What to work on: Copy all entries without alteration and skip the pictures they hold.

Start Working data

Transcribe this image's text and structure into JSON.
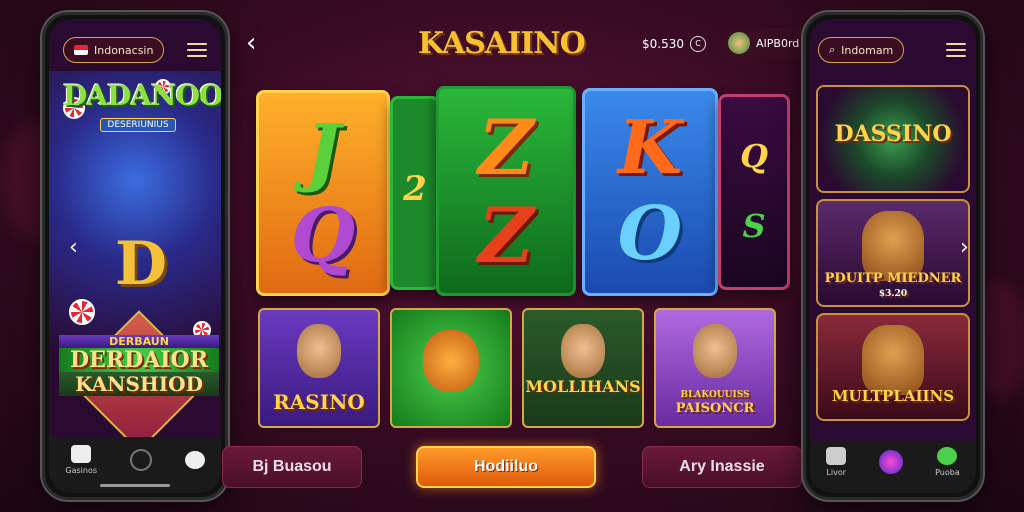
{
  "left_phone": {
    "region_pill": "Indonacsin",
    "logo_title": "DADANOO",
    "logo_subtitle": "DESERIUNIUS",
    "big_letter": "D",
    "promo_line1": "DERBAUN",
    "promo_line2": "DERDAIOR",
    "promo_line3": "KANSHIOD",
    "nav": [
      {
        "label": "Gasinos",
        "icon": "wallet-icon"
      },
      {
        "label": "",
        "icon": "home-circle-icon"
      },
      {
        "label": "",
        "icon": "chat-icon"
      }
    ]
  },
  "header": {
    "brand": "KASAIINO",
    "balance": "$0.530",
    "coin_glyph": "C",
    "user_label": "AIPB0rd"
  },
  "reels": {
    "orange": [
      "J",
      "Q"
    ],
    "green_side": "2",
    "green_main": [
      "Z",
      "Z"
    ],
    "blue": [
      "K",
      "O"
    ],
    "dark": [
      "Q",
      "S"
    ]
  },
  "thumbs": [
    {
      "label": "RASINO"
    },
    {
      "label": ""
    },
    {
      "label": "MOLLIHANS"
    },
    {
      "label": "PAISONCR",
      "sub": "BLAKOUUISS"
    }
  ],
  "buttons": {
    "left": "Bj Buasou",
    "main": "Hodiiluo",
    "right": "Ary Inassie"
  },
  "right_phone": {
    "region_pill": "Indomam",
    "tiles": [
      {
        "label": "DASSINO"
      },
      {
        "label": "PDUITP MIEDNER",
        "sub": "$3.20"
      },
      {
        "label": "MULTPLAIINS"
      }
    ],
    "nav": [
      {
        "label": "Livor",
        "icon": "tools-icon"
      },
      {
        "label": "",
        "icon": "spin-icon"
      },
      {
        "label": "Puoba",
        "icon": "gift-icon"
      }
    ]
  },
  "colors": {
    "gold": "#ffd44a",
    "bg": "#3a0b24",
    "accent": "#ff9a2a"
  }
}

End Working data

Exercise response:
Transcribe this image's text and structure into JSON.
{
  "left_phone": {
    "region_pill": "Indonacsin",
    "logo_title": "DADANOO",
    "logo_subtitle": "DESERIUNIUS",
    "big_letter": "D",
    "promo_line1": "DERBAUN",
    "promo_line2": "DERDAIOR",
    "promo_line3": "KANSHIOD",
    "nav": [
      {
        "label": "Gasinos",
        "icon": "wallet-icon"
      },
      {
        "label": "",
        "icon": "home-circle-icon"
      },
      {
        "label": "",
        "icon": "chat-icon"
      }
    ]
  },
  "header": {
    "brand": "KASAIINO",
    "balance": "$0.530",
    "coin_glyph": "C",
    "user_label": "AIPB0rd"
  },
  "reels": {
    "orange": [
      "J",
      "Q"
    ],
    "green_side": "2",
    "green_main": [
      "Z",
      "Z"
    ],
    "blue": [
      "K",
      "O"
    ],
    "dark": [
      "Q",
      "S"
    ]
  },
  "thumbs": [
    {
      "label": "RASINO"
    },
    {
      "label": ""
    },
    {
      "label": "MOLLIHANS"
    },
    {
      "label": "PAISONCR",
      "sub": "BLAKOUUISS"
    }
  ],
  "buttons": {
    "left": "Bj Buasou",
    "main": "Hodiiluo",
    "right": "Ary Inassie"
  },
  "right_phone": {
    "region_pill": "Indomam",
    "tiles": [
      {
        "label": "DASSINO"
      },
      {
        "label": "PDUITP MIEDNER",
        "sub": "$3.20"
      },
      {
        "label": "MULTPLAIINS"
      }
    ],
    "nav": [
      {
        "label": "Livor",
        "icon": "tools-icon"
      },
      {
        "label": "",
        "icon": "spin-icon"
      },
      {
        "label": "Puoba",
        "icon": "gift-icon"
      }
    ]
  },
  "colors": {
    "gold": "#ffd44a",
    "bg": "#3a0b24",
    "accent": "#ff9a2a"
  }
}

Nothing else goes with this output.